▶ _What you will do_
Using the entries that follow, collect the lines where the word "إيرادات" appears.

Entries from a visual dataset
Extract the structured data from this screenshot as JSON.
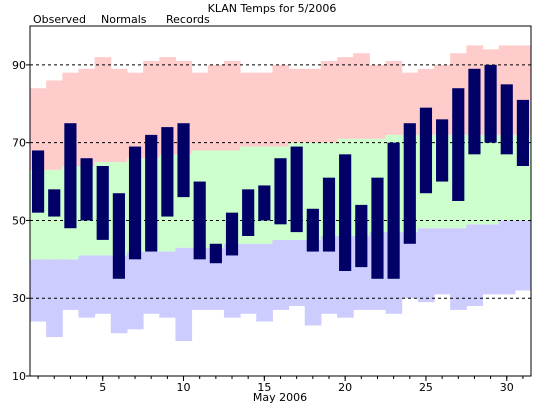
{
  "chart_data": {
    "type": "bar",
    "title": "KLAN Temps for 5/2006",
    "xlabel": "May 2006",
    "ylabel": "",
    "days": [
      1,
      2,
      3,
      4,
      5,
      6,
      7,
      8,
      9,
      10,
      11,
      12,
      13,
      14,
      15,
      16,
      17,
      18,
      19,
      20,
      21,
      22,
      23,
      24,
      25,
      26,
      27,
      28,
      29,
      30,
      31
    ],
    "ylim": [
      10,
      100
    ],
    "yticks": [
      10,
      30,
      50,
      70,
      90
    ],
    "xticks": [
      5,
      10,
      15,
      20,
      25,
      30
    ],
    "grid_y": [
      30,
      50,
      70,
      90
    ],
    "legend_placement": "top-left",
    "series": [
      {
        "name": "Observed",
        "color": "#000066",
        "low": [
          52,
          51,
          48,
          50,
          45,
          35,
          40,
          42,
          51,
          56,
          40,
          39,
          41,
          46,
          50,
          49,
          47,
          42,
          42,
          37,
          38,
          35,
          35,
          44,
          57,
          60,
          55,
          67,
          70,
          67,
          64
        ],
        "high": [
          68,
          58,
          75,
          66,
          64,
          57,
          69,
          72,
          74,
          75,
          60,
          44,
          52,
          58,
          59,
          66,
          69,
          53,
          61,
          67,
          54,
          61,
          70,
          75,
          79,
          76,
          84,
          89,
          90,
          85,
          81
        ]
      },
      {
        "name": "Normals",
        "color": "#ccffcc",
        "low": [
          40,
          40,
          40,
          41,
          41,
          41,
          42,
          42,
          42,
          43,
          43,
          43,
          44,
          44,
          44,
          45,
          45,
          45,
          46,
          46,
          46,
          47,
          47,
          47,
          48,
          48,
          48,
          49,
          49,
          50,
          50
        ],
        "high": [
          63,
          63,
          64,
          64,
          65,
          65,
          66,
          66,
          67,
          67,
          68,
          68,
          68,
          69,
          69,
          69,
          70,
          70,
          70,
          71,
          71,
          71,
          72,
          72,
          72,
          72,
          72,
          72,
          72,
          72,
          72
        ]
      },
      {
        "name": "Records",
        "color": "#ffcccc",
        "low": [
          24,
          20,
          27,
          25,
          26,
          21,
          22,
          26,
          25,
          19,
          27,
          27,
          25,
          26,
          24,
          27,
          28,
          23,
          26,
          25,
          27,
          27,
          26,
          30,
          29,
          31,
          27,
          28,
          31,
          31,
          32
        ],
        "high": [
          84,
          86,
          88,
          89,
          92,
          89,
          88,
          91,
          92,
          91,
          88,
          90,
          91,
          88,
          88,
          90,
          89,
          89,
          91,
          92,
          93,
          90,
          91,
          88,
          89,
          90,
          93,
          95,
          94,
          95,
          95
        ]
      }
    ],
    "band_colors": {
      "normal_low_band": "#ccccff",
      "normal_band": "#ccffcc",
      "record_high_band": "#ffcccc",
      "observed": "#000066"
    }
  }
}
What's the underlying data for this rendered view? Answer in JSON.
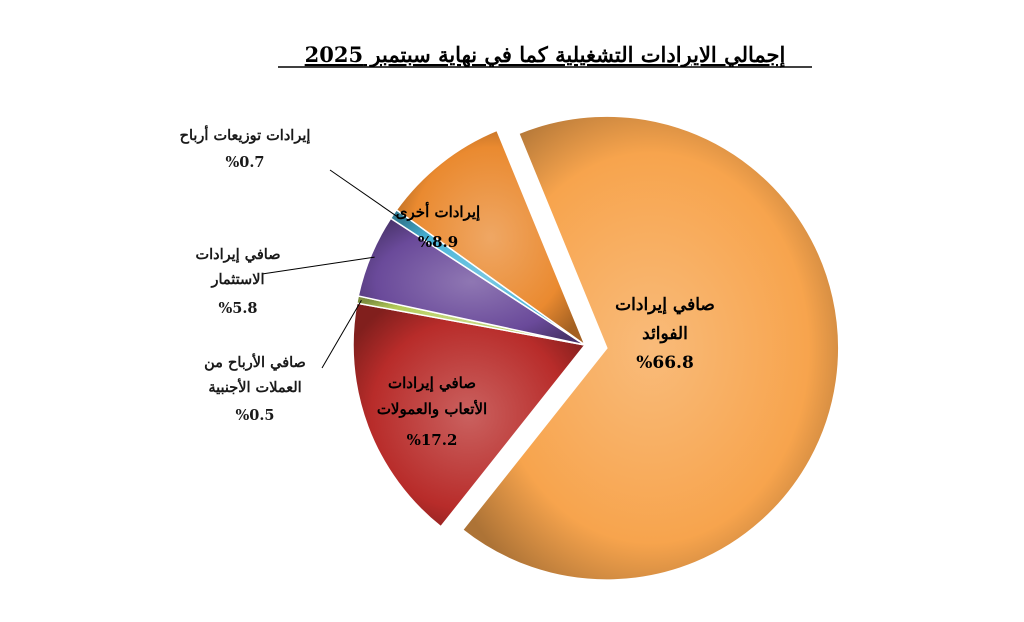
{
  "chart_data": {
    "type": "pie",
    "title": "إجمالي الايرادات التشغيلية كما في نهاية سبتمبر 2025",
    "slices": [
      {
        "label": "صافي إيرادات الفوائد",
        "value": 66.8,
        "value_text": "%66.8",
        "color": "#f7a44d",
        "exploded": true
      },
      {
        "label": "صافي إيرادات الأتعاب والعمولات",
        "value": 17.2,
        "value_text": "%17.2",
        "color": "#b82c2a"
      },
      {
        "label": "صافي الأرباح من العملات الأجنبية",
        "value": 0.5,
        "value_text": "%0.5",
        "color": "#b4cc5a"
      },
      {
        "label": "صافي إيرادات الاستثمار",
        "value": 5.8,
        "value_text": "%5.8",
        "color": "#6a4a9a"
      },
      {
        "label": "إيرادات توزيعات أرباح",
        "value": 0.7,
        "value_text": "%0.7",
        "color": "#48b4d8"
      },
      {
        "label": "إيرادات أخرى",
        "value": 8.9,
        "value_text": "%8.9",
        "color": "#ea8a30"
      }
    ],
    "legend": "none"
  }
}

▶ _Answer for this exercise_
        "label": "صافي إيرادات الفوائد",
        "label": "صافي إيرادات الأتعاب والعمولات",
        "label": "صافي إيرادات الاستثمار",
        "label": "إيرادات توزيعات أرباح",
        "label": "إيرادات أخرى",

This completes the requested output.